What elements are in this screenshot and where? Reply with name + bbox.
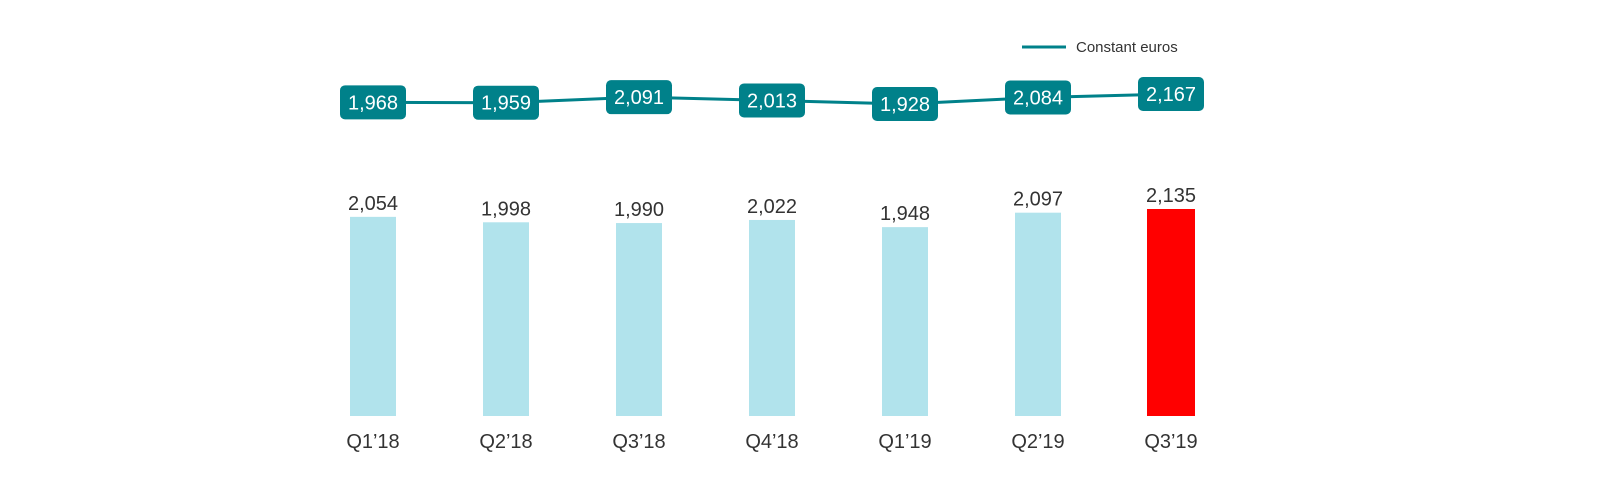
- category-label-3: Q4’18: [745, 431, 798, 453]
- bar-series: [350, 209, 1195, 416]
- bar-4: [882, 227, 928, 416]
- line-value-labels: 1,968 1,959 2,091 2,013 1,928 2,084 2,167: [340, 77, 1204, 121]
- category-label-2: Q3’18: [612, 431, 665, 453]
- bar-value-label-2: 1,990: [614, 199, 664, 221]
- category-label-6: Q3’19: [1144, 431, 1197, 453]
- category-label-4: Q1’19: [878, 431, 931, 453]
- bar-1: [483, 222, 529, 416]
- line-point-box-0: [340, 85, 406, 120]
- category-axis-labels: Q1’18 Q2’18 Q3’18 Q4’18 Q1’19 Q2’19 Q3’19: [346, 431, 1197, 453]
- line-value-label-0: 1,968: [348, 92, 398, 114]
- bar-value-label-4: 1,948: [880, 203, 930, 225]
- bar-value-labels: 2,054 1,998 1,990 2,022 1,948 2,097 2,135: [348, 185, 1196, 225]
- legend: Constant euros: [1022, 39, 1178, 56]
- line-value-label-6: 2,167: [1146, 84, 1196, 106]
- line-point-box-6: [1138, 77, 1204, 111]
- bar-value-label-1: 1,998: [481, 198, 531, 220]
- bar-3: [749, 219, 795, 416]
- line-point-box-1: [473, 85, 539, 120]
- bar-5: [1015, 212, 1061, 416]
- line-point-box-4: [872, 87, 938, 121]
- category-label-0: Q1’18: [346, 431, 399, 453]
- bar-value-label-0: 2,054: [348, 193, 398, 215]
- line-value-label-2: 2,091: [614, 87, 664, 109]
- line-value-label-1: 1,959: [481, 93, 531, 115]
- line-point-box-3: [739, 83, 805, 118]
- line-value-label-4: 1,928: [880, 94, 930, 116]
- line-value-label-5: 2,084: [1013, 87, 1063, 109]
- line-point-box-2: [606, 80, 672, 115]
- category-label-5: Q2’19: [1011, 431, 1064, 453]
- bar-6: [1147, 209, 1195, 416]
- line-point-box-5: [1005, 80, 1071, 115]
- legend-label-constant-euros: Constant euros: [1076, 39, 1178, 56]
- bar-2: [616, 223, 662, 416]
- bar-0: [350, 216, 396, 416]
- bar-value-label-3: 2,022: [747, 196, 797, 218]
- category-label-1: Q2’18: [479, 431, 532, 453]
- line-value-label-3: 2,013: [747, 90, 797, 112]
- bar-value-label-5: 2,097: [1013, 189, 1063, 211]
- bar-value-label-6: 2,135: [1146, 185, 1196, 207]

**Task directions:**
Copy the lines of the listing word for word, starting at the line that contains "- category-label-3: Q4’18: [745, 431, 798, 453]" and ending at the line that contains "- category-label-6: Q3’19: [1144, 431, 1197, 453]".

**Complete answer:**
- category-label-3: Q4’18: [745, 431, 798, 453]
- bar-series: [350, 209, 1195, 416]
- bar-4: [882, 227, 928, 416]
- line-value-labels: 1,968 1,959 2,091 2,013 1,928 2,084 2,167: [340, 77, 1204, 121]
- category-label-2: Q3’18: [612, 431, 665, 453]
- bar-value-label-2: 1,990: [614, 199, 664, 221]
- category-label-6: Q3’19: [1144, 431, 1197, 453]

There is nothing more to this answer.